(Source records)
○ ○ ○ ○
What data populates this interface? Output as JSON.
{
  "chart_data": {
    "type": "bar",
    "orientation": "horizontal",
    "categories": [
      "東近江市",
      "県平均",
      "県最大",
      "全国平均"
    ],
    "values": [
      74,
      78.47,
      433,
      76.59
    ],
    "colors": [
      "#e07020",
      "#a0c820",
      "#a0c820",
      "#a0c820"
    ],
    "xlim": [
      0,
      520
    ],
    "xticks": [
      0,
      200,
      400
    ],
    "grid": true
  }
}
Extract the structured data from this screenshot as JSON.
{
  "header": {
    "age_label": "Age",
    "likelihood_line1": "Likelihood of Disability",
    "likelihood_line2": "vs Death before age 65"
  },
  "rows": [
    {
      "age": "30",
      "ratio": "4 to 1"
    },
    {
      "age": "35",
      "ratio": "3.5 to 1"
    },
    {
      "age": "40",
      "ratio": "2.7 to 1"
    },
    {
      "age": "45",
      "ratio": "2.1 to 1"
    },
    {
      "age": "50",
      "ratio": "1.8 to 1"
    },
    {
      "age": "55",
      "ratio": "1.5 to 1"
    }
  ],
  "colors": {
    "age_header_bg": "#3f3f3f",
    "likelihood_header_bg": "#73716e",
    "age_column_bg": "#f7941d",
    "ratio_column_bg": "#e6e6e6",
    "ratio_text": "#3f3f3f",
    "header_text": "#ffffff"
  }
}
○ ○ ○ ○
Retype every record above exactly as it appears.

> [Written solution]
What data populates this interface? Output as JSON.
{
  "chart_data": {
    "type": "bar",
    "orientation": "horizontal",
    "categories": [
      "東近江市",
      "県平均",
      "県最大",
      "全国平均"
    ],
    "values": [
      74,
      78.47,
      433,
      76.59
    ],
    "colors": [
      "#e07020",
      "#a0c820",
      "#a0c820",
      "#a0c820"
    ],
    "xlim": [
      0,
      520
    ],
    "xticks": [
      0,
      200,
      400
    ],
    "grid": true
  }
}
Extract the structured data from this screenshot as JSON.
{
  "header": {
    "age_label": "Age",
    "likelihood_line1": "Likelihood of Disability",
    "likelihood_line2": "vs Death before age 65"
  },
  "rows": [
    {
      "age": "30",
      "ratio": "4 to 1"
    },
    {
      "age": "35",
      "ratio": "3.5 to 1"
    },
    {
      "age": "40",
      "ratio": "2.7 to 1"
    },
    {
      "age": "45",
      "ratio": "2.1 to 1"
    },
    {
      "age": "50",
      "ratio": "1.8 to 1"
    },
    {
      "age": "55",
      "ratio": "1.5 to 1"
    }
  ],
  "colors": {
    "age_header_bg": "#3f3f3f",
    "likelihood_header_bg": "#73716e",
    "age_column_bg": "#f7941d",
    "ratio_column_bg": "#e6e6e6",
    "ratio_text": "#3f3f3f",
    "header_text": "#ffffff"
  }
}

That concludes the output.